— Görev Tanımı —
- 1) Türkiye'de çocuk açlığını konu alan köşe yazısına göre, Aydın'da kimsenin yatağa aç girmediğini söyleyen iki cümlenin patenti kime ait?
- 2) Türkiye'de çocuk açlığını konu alan köşe yazısını kaldığı yerden devralıp sürdürün.

— Okuma Metni —
GÜNCEL EGE YEREL YÖNETİMLER EKONOMİ POLİTİKA SPOR RÖPORTAJLAR YAZAR CAFE FOTO GALERİ VİDEO GALERİ
Mehmet KARABEL
YAZARLAR
1 Ekim 2024 Salı

Halktan biri olma sanatı!

Karşılıklı çaylarımızı yudumlarken...

Minik bir kağıdın üstüne...

“172.000” yazdı; bana doğru uzattı...

“Nedir bu?” dercesine gözlerinin içine baktım...

Meraklandırma süresini kısalttı ve dilinin ucuna geleni esirgemedi:

(*) OECD’ye göre geçen ağustos raporundan tek satır:

“Türkiye’de her gün 172 bin çocuk yatağa aç giriyor...”

Yine o rapora göre...

“Türkiye’de her beş çocuktan biri yeterli beslenemiyor!”

Ve, sevindiren ve gururlandıran sonsözü ise şöyle:

“Aydın’da hiç kimse yatağa aç girmez, hiç kimse soğuktan üşümez... Çünkü biz varız, Aydın Büyükşehir Belediyesi var...”

***

Üstteki iddialı iki cümlenin patenti...

Aydın Büyükşehir Belediye Başkanı Özlem Çerçioğlu’na ait...

Peki...

— Kaynak Veriler —
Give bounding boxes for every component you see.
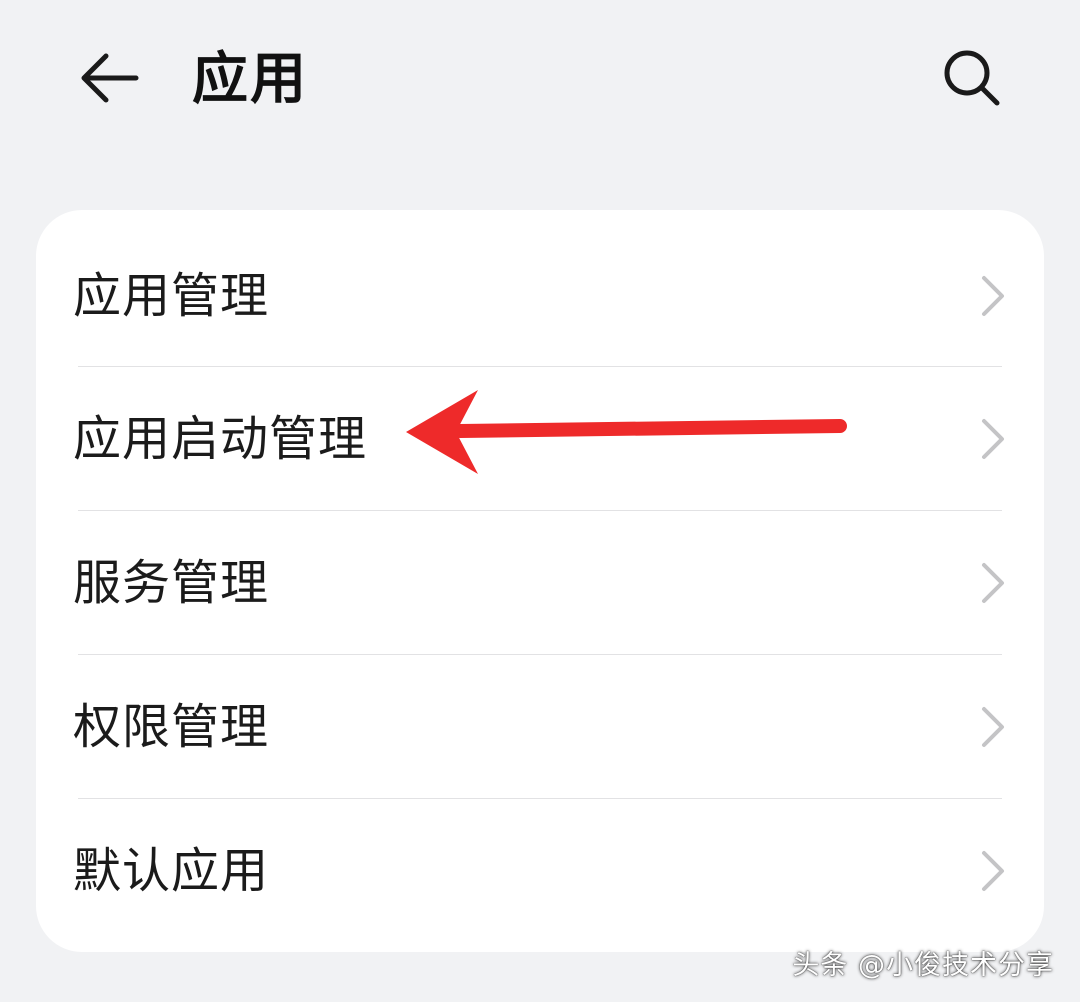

— Görev Sonuçları —
- 1) Aydın Büyükşehir Belediye Başkanı Özlem Çerçioğlu'na.

- 2)
17 ilçesi ve...

Toplam 1 milyon 200 bine yakın nüfusuyla...

Dünyaca ünlü

Yunan Tarihçi Herodot’un..

“Yeryüzü üzerinde bizim bildiğimiz en güzel gökyüzünün altı ve en güzel iklimin bulunduğu yer...”

Diye tarif ettiği...

Evliya Çelebi’nin ise tarihe kaydettiği satırlarıyla...

“Dağlarından yağ, ovalarından bal akar...”

Diye anlattığı Aydın’da...

Neden, çocukların yatağa aç girmediğini...

Kimseciklerin soğuktan üşemediğini...

Özlem Başkan...

Bakın nasıl anlattı:

“Her zaman fakir fukara, garip gurabanın yanında olduk...

Olmaya da devam edeceğiz...

Aydın'da yaşayan herkes bu sözü bilir...

Bu sözün anlamını da yüreğinin en dibinde yaşar...

Aydın Belediyesi’nin bu güzel kentin her köşesine ulaşan...

Örnek bir projemiz var...

Adı, “AYBA”...

O topraklarda yaşayan herkes bilir…

“AYBA” demek…

“Aydın Belediyesi’nin Hizmet Ağı” demek…

AYBA ekipleri “7 gün 24 saat” Aydınlıların hizmetinde...

Sıcak yemekler...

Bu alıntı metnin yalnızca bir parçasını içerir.